- _Task objective_: In the records, rewrite everything from the line containing "marks-row-label: All xyxy=(30,192,44,206)" down to the line containing "y-tick-label: 2.0 xyxy=(207,318,224,332)", replacing "y-tick-label" with "y-axis-tick-label" and keeping everything else unchanged.

── Data supplied ──

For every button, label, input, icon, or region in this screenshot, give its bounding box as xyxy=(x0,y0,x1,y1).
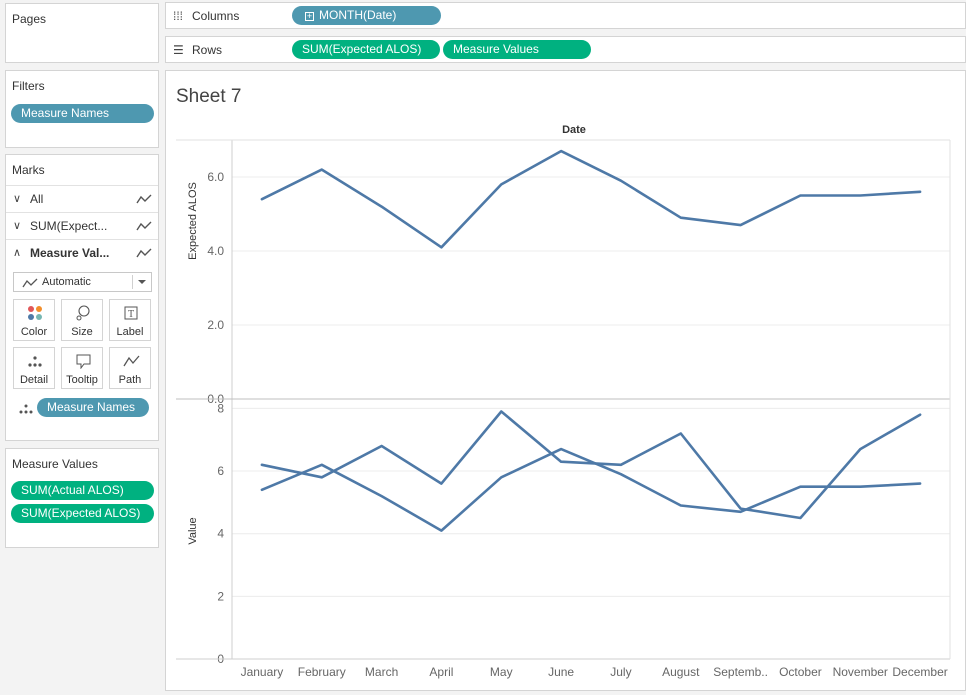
marks-row-label: All xyxy=(30,192,44,206)
y-tick-label: 6 xyxy=(217,464,224,478)
chevron-down-icon: ∨ xyxy=(13,193,22,205)
marks-title: Marks xyxy=(12,163,45,177)
filters-title: Filters xyxy=(12,79,45,93)
y-tick-label: 4.0 xyxy=(207,244,224,258)
marks-row-expected[interactable]: ∨ SUM(Expect... xyxy=(6,212,158,239)
marks-row-all[interactable]: ∨ All xyxy=(6,185,158,212)
measure-values-title: Measure Values xyxy=(12,457,98,471)
column-header-date: Date xyxy=(562,124,586,136)
y-tick-label: 8 xyxy=(217,401,224,415)
svg-text:T: T xyxy=(128,309,134,320)
label-button-label: Label xyxy=(116,326,144,338)
columns-shelf[interactable]: ⁞⁞⁞ Columns + MONTH(Date) xyxy=(165,2,966,29)
detail-pill-measure-names[interactable]: Measure Names xyxy=(37,398,149,417)
worksheet: Sheet 7 Date 0.0 2.0 4.0 6.0 Expected ALOS 0 2 4… xyxy=(165,70,966,691)
marks-row-label: SUM(Expect... xyxy=(30,219,108,233)
y-axis-title: Expected ALOS xyxy=(187,182,199,260)
series-line-expected-1 xyxy=(260,149,922,249)
sheet-title: Sheet 7 xyxy=(176,86,242,107)
marks-row-measure-values[interactable]: ∧ Measure Val... xyxy=(6,239,158,266)
rows-title: Rows xyxy=(192,43,223,57)
tooltip-button[interactable]: Tooltip xyxy=(61,347,103,389)
x-tick-label: August xyxy=(662,665,700,679)
columns-icon: ⁞⁞⁞ xyxy=(173,9,184,23)
color-button-label: Color xyxy=(20,326,48,338)
y-tick-label: 4 xyxy=(217,527,224,541)
chevron-down-icon xyxy=(138,280,146,284)
rows-pill-measure-values[interactable]: Measure Values xyxy=(443,40,591,59)
x-tick-label: June xyxy=(548,665,574,679)
path-icon xyxy=(123,355,140,367)
chevron-up-icon: ∧ xyxy=(13,247,22,259)
y-tick-label: 2.0 xyxy=(207,318,224,332)
dropdown-separator xyxy=(132,275,133,289)
detail-button-label: Detail xyxy=(19,374,49,386)
rows-icon: ☰ xyxy=(173,43,184,57)
x-tick-label: October xyxy=(779,665,822,679)
detail-icon xyxy=(19,404,33,414)
line-mark-icon xyxy=(136,194,152,204)
chevron-down-icon: ∨ xyxy=(13,220,22,232)
size-icon xyxy=(76,305,90,321)
x-tick-label: December xyxy=(892,665,947,679)
tooltip-icon xyxy=(76,354,91,369)
detail-button[interactable]: Detail xyxy=(13,347,55,389)
detail-icon xyxy=(28,356,42,367)
x-tick-label: November xyxy=(833,665,888,679)
x-tick-label: March xyxy=(365,665,398,679)
x-tick-label: Septemb.. xyxy=(713,665,768,679)
size-button[interactable]: Size xyxy=(61,299,103,341)
x-tick-label: July xyxy=(610,665,631,679)
series-line-value-1 xyxy=(260,410,922,520)
measure-values-card: Measure Values SUM(Actual ALOS) SUM(Expe… xyxy=(5,448,159,548)
mark-type-dropdown[interactable]: Automatic xyxy=(13,272,152,292)
y-tick-label: 6.0 xyxy=(207,170,224,184)
pages-title: Pages xyxy=(12,12,47,26)
columns-pill-label: MONTH(Date) xyxy=(319,8,397,22)
columns-title: Columns xyxy=(192,9,240,23)
x-tick-label: May xyxy=(490,665,513,679)
marks-row-label: Measure Val... xyxy=(30,246,110,260)
measure-pill-expected-alos[interactable]: SUM(Expected ALOS) xyxy=(11,504,154,523)
y-tick-label: 2 xyxy=(217,589,224,603)
text-label-icon: T xyxy=(124,306,138,320)
color-icon xyxy=(28,306,42,320)
x-tick-label: April xyxy=(429,665,453,679)
color-button[interactable]: Color xyxy=(13,299,55,341)
measure-pill-actual-alos[interactable]: SUM(Actual ALOS) xyxy=(11,481,154,500)
tooltip-button-label: Tooltip xyxy=(66,374,98,386)
rows-pill-expected-alos[interactable]: SUM(Expected ALOS) xyxy=(292,40,440,59)
filters-card[interactable]: Filters Measure Names xyxy=(5,70,159,148)
expand-icon: + xyxy=(305,11,314,21)
label-button[interactable]: T Label xyxy=(109,299,151,341)
columns-pill-month-date[interactable]: + MONTH(Date) xyxy=(292,6,441,25)
series-line-value-2 xyxy=(260,447,922,532)
line-mark-icon xyxy=(136,248,152,258)
x-tick-label: February xyxy=(298,665,346,679)
marks-card: Marks ∨ All ∨ SUM(Expect... ∧ Measure Va… xyxy=(5,154,159,441)
path-button-label: Path xyxy=(118,374,142,386)
line-mark-icon xyxy=(22,278,38,288)
line-mark-icon xyxy=(136,221,152,231)
mark-type-label: Automatic xyxy=(42,276,91,288)
filter-pill-measure-names[interactable]: Measure Names xyxy=(11,104,154,123)
y-axis-title: Value xyxy=(187,517,199,544)
size-button-label: Size xyxy=(71,326,93,338)
x-tick-label: January xyxy=(241,665,284,679)
path-button[interactable]: Path xyxy=(109,347,151,389)
pages-card[interactable]: Pages xyxy=(5,3,159,63)
rows-shelf[interactable]: ☰ Rows SUM(Expected ALOS) Measure Values xyxy=(165,36,966,63)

───

- _Answer to the exercise_:
marks-row-label: All xyxy=(30,192,44,206)
y-axis-tick-label: 6 xyxy=(217,464,224,478)
chevron-down-icon: ∨ xyxy=(13,193,22,205)
marks-title: Marks xyxy=(12,163,45,177)
filters-title: Filters xyxy=(12,79,45,93)
y-axis-tick-label: 4.0 xyxy=(207,244,224,258)
marks-row-expected[interactable]: ∨ SUM(Expect... xyxy=(6,212,158,239)
marks-row-all[interactable]: ∨ All xyxy=(6,185,158,212)
measure-values-title: Measure Values xyxy=(12,457,98,471)
column-header-date: Date xyxy=(562,124,586,136)
y-axis-tick-label: 8 xyxy=(217,401,224,415)
svg-text:T: T xyxy=(128,309,134,320)
label-button-label: Label xyxy=(116,326,144,338)
columns-shelf[interactable]: ⁞⁞⁞ Columns + MONTH(Date) xyxy=(165,2,966,29)
detail-pill-measure-names[interactable]: Measure Names xyxy=(37,398,149,417)
worksheet: Sheet 7 Date 0.0 2.0 4.0 6.0 Expected ALOS 0 2 4… xyxy=(165,70,966,691)
marks-row-label: SUM(Expect... xyxy=(30,219,108,233)
y-axis-title: Expected ALOS xyxy=(187,182,199,260)
series-line-expected-1 xyxy=(260,149,922,249)
sheet-title: Sheet 7 xyxy=(176,86,242,107)
marks-row-measure-values[interactable]: ∧ Measure Val... xyxy=(6,239,158,266)
rows-title: Rows xyxy=(192,43,223,57)
tooltip-button[interactable]: Tooltip xyxy=(61,347,103,389)
x-tick-label: August xyxy=(662,665,700,679)
columns-icon: ⁞⁞⁞ xyxy=(173,9,184,23)
color-button-label: Color xyxy=(20,326,48,338)
y-axis-tick-label: 4 xyxy=(217,527,224,541)
chevron-down-icon xyxy=(138,280,146,284)
rows-pill-measure-values[interactable]: Measure Values xyxy=(443,40,591,59)
x-tick-label: June xyxy=(548,665,574,679)
path-icon xyxy=(123,355,140,367)
chevron-up-icon: ∧ xyxy=(13,247,22,259)
y-axis-tick-label: 2.0 xyxy=(207,318,224,332)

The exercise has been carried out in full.